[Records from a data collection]
== == ==

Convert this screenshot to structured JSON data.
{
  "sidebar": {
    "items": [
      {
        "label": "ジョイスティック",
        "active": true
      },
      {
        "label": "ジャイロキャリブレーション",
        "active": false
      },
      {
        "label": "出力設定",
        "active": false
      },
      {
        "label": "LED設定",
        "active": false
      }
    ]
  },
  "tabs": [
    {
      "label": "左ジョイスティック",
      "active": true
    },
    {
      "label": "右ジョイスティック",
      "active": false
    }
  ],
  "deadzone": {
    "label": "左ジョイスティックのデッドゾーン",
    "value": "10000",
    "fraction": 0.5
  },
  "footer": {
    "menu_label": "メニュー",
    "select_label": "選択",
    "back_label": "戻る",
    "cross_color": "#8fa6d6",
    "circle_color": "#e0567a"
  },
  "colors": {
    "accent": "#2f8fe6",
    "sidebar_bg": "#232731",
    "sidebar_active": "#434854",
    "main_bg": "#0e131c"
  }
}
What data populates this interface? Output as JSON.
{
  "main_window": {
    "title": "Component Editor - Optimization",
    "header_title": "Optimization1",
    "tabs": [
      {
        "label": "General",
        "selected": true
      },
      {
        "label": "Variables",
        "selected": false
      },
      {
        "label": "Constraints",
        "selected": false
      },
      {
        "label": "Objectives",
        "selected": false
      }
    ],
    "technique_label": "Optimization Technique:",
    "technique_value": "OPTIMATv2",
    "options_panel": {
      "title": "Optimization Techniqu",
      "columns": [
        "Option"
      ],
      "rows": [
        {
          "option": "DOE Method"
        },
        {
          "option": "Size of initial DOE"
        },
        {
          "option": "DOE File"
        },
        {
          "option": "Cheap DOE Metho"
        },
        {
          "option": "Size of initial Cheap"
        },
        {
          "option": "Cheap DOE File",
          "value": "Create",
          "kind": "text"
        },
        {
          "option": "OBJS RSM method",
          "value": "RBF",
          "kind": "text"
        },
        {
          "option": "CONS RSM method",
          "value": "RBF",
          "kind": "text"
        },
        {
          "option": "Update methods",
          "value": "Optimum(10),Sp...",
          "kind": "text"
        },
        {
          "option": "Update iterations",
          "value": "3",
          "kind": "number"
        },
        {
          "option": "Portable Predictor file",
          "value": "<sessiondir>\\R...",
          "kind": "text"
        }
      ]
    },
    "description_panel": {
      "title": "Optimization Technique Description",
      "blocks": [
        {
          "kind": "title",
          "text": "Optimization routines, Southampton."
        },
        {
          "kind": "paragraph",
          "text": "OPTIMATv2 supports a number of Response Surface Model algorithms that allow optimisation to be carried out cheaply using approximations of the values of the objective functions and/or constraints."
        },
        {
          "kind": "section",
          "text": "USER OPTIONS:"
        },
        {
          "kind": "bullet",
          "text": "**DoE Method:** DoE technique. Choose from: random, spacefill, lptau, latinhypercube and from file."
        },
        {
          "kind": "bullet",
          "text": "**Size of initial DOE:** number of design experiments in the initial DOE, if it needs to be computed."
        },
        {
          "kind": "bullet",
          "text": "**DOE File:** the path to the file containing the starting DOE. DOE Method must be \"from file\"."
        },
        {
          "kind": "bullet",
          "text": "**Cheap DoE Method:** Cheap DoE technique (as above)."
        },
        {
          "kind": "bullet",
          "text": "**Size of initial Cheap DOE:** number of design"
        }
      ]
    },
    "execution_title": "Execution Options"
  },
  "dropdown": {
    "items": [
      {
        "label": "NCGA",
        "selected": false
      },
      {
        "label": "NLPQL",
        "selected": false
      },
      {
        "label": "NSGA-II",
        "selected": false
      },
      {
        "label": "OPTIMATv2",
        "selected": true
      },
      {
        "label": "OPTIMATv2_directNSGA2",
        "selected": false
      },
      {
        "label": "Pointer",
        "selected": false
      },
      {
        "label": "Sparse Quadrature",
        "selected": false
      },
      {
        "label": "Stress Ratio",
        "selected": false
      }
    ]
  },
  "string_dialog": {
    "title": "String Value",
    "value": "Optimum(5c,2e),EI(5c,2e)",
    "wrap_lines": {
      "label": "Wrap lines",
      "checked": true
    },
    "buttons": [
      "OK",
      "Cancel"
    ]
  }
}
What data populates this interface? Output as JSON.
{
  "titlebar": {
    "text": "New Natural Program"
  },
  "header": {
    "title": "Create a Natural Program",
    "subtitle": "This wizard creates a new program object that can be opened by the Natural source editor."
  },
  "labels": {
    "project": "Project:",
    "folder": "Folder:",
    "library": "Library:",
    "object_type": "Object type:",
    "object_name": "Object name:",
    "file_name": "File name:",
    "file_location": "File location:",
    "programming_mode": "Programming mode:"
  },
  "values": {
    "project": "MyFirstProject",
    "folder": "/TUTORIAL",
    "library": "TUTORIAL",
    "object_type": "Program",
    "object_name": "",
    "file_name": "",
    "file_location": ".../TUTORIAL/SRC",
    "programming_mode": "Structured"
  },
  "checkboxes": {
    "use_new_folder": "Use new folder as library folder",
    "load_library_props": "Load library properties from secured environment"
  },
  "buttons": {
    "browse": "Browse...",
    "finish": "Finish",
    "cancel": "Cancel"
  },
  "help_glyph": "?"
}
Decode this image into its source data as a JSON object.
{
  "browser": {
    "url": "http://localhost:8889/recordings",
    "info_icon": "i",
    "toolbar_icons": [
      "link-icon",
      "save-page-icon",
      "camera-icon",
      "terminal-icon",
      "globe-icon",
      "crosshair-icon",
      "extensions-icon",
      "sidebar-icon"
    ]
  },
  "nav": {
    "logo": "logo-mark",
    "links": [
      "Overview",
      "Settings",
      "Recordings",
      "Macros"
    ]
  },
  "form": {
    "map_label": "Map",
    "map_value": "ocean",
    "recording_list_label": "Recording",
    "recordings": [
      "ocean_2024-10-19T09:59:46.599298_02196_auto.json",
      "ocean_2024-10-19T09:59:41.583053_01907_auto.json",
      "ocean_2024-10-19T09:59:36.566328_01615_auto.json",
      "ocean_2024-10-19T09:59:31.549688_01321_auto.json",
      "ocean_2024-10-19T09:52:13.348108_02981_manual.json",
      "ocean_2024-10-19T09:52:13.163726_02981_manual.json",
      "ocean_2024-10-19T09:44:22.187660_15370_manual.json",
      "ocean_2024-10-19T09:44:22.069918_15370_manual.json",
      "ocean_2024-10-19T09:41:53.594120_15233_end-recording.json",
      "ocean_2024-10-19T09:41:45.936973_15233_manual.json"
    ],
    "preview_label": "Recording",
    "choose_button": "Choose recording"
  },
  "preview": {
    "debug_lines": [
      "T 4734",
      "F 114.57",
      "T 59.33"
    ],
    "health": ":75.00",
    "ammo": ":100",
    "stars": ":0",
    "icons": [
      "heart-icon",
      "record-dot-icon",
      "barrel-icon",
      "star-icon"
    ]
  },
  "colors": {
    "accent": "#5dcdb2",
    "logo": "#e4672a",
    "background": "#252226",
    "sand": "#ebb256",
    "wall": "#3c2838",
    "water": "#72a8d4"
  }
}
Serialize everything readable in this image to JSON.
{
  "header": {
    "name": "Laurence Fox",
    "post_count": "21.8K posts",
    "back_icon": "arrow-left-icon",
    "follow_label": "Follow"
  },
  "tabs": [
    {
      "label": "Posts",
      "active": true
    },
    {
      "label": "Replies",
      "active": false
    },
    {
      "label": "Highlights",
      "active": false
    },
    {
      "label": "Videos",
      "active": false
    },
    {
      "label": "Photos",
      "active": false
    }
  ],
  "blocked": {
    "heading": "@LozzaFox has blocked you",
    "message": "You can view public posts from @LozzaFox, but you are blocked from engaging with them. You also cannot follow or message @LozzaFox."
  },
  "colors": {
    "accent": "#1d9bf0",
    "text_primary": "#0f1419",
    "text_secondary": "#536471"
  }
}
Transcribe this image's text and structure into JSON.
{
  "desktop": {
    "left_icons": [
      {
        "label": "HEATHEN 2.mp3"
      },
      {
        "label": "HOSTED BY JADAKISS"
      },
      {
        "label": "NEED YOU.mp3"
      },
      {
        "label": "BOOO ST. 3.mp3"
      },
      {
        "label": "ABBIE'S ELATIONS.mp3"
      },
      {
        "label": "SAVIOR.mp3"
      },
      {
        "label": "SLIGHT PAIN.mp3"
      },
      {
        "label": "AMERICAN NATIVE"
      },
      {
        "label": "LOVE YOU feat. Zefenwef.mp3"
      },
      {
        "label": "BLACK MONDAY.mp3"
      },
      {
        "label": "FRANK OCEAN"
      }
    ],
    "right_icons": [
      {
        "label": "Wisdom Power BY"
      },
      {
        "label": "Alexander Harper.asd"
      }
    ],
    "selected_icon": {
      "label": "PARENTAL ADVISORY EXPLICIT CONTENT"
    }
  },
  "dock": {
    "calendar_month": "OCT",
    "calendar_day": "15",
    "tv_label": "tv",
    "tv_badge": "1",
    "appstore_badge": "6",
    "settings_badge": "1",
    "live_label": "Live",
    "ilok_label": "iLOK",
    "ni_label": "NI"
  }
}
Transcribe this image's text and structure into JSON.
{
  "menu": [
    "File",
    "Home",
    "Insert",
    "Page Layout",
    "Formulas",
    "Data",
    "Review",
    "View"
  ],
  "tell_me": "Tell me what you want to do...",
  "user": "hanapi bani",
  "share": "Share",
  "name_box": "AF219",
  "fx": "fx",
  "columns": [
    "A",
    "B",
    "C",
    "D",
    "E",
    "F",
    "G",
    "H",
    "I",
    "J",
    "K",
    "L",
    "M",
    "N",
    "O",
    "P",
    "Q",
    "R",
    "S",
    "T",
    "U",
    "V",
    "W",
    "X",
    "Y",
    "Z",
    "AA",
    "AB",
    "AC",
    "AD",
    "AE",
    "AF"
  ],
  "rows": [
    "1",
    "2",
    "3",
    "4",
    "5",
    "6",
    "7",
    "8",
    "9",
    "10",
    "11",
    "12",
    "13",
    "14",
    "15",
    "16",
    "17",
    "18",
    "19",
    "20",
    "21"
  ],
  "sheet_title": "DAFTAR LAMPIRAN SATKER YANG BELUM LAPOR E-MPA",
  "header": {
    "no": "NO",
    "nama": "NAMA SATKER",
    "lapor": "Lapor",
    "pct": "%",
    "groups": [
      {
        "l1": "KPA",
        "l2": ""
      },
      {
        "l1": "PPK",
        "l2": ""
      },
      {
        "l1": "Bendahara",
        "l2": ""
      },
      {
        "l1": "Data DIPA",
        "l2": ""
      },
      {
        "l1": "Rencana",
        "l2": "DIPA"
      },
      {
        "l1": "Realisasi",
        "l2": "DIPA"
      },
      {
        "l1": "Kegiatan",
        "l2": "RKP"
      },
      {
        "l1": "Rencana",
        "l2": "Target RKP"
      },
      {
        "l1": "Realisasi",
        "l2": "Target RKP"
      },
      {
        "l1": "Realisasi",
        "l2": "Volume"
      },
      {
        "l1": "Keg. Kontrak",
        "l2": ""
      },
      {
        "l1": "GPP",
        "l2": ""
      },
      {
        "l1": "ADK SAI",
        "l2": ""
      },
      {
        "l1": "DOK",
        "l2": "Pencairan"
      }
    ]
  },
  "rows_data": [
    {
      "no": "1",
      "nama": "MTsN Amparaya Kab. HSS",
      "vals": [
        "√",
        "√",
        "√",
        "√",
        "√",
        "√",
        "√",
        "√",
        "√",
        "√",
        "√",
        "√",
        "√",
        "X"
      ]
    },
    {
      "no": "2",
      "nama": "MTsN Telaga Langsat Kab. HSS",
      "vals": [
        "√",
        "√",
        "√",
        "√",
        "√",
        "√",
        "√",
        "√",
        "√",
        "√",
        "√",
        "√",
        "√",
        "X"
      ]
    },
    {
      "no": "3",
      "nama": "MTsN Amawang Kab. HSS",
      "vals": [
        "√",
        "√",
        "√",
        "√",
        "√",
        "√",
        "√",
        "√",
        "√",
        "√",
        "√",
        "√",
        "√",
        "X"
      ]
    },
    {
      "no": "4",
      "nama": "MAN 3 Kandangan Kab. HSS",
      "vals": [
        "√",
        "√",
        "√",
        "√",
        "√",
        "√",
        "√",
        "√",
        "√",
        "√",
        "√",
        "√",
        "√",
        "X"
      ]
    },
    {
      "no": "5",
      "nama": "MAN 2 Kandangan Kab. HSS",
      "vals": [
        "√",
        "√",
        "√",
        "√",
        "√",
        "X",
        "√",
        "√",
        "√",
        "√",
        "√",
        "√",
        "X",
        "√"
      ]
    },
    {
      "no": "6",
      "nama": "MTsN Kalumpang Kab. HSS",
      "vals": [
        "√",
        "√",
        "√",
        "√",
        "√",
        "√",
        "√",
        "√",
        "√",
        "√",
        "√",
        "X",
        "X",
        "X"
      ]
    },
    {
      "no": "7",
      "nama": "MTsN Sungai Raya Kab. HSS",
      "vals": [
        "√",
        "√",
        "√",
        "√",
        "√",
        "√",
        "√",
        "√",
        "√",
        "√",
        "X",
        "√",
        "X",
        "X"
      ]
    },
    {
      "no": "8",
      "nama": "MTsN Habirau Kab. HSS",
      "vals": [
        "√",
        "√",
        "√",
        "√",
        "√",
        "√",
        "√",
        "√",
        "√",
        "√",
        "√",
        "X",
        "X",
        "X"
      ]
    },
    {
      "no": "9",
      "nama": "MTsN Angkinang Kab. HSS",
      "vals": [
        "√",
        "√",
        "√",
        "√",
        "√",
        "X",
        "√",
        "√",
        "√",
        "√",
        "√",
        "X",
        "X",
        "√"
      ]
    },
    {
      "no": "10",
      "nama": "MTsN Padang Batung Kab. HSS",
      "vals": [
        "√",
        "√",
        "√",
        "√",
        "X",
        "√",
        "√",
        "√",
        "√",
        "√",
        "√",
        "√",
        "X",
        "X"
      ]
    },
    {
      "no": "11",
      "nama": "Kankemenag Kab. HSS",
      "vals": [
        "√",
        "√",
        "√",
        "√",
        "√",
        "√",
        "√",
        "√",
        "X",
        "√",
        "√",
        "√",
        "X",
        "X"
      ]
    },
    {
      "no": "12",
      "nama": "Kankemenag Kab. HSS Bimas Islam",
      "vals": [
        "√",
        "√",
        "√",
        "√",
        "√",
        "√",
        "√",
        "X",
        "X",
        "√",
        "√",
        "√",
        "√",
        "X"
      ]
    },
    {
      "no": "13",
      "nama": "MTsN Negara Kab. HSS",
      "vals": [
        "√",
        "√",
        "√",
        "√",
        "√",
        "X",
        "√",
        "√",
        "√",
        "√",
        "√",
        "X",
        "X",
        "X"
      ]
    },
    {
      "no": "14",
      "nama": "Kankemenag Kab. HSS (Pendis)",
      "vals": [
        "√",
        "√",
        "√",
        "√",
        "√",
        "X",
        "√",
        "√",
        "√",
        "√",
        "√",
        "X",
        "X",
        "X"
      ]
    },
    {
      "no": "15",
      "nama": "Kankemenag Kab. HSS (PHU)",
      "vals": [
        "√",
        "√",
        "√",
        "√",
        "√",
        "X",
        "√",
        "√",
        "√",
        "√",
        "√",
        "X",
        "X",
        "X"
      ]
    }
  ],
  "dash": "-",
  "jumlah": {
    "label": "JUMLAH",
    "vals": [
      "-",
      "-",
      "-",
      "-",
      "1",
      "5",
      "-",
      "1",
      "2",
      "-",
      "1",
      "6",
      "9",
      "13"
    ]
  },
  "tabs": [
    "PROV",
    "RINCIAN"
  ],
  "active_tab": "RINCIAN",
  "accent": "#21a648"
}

== == ==

Copy all lines of the listing above that contain the string "Kandangan".

      "nama": "MAN 3 Kandangan Kab. HSS",
      "nama": "MAN 2 Kandangan Kab. HSS",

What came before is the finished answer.